→ **TASK DESCRIPTION**:
Please put every line of the material below into a numbered list, leaving out any blank lines.

[Data entries]
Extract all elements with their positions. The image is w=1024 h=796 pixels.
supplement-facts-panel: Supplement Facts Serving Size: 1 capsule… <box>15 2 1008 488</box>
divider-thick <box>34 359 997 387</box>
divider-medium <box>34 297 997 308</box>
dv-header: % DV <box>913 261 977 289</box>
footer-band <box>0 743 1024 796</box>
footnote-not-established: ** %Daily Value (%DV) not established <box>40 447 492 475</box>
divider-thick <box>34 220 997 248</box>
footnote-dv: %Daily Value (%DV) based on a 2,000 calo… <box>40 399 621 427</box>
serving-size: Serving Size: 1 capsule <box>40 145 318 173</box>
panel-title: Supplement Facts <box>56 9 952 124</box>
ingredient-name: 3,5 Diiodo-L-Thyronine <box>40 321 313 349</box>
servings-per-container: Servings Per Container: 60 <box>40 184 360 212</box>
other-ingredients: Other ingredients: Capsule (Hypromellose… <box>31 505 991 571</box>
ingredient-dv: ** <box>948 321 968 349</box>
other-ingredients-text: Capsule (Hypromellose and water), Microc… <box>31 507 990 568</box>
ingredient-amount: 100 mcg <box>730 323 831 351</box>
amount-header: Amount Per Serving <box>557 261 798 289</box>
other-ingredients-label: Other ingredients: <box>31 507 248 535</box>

→ **REPLY**:
1. Extract all elements with their positions. The image is w=1024 h=796 pixels.
2. supplement-facts-panel: Supplement Facts Serving Size: 1 capsule… <box>15 2 1008 488</box>
3. divider-thick <box>34 359 997 387</box>
4. divider-medium <box>34 297 997 308</box>
5. dv-header: % DV <box>913 261 977 289</box>
6. footer-band <box>0 743 1024 796</box>
7. footnote-not-established: ** %Daily Value (%DV) not established <box>40 447 492 475</box>
8. divider-thick <box>34 220 997 248</box>
9. footnote-dv: %Daily Value (%DV) based on a 2,000 calo… <box>40 399 621 427</box>
10. serving-size: Serving Size: 1 capsule <box>40 145 318 173</box>
11. panel-title: Supplement Facts <box>56 9 952 124</box>
12. ingredient-name: 3,5 Diiodo-L-Thyronine <box>40 321 313 349</box>
13. servings-per-container: Servings Per Container: 60 <box>40 184 360 212</box>
14. other-ingredients: Other ingredients: Capsule (Hypromellose… <box>31 505 991 571</box>
15. ingredient-dv: ** <box>948 321 968 349</box>
16. other-ingredients-text: Capsule (Hypromellose and water), Microc… <box>31 507 990 568</box>
17. ingredient-amount: 100 mcg <box>730 323 831 351</box>
18. amount-header: Amount Per Serving <box>557 261 798 289</box>
19. other-ingredients-label: Other ingredients: <box>31 507 248 535</box>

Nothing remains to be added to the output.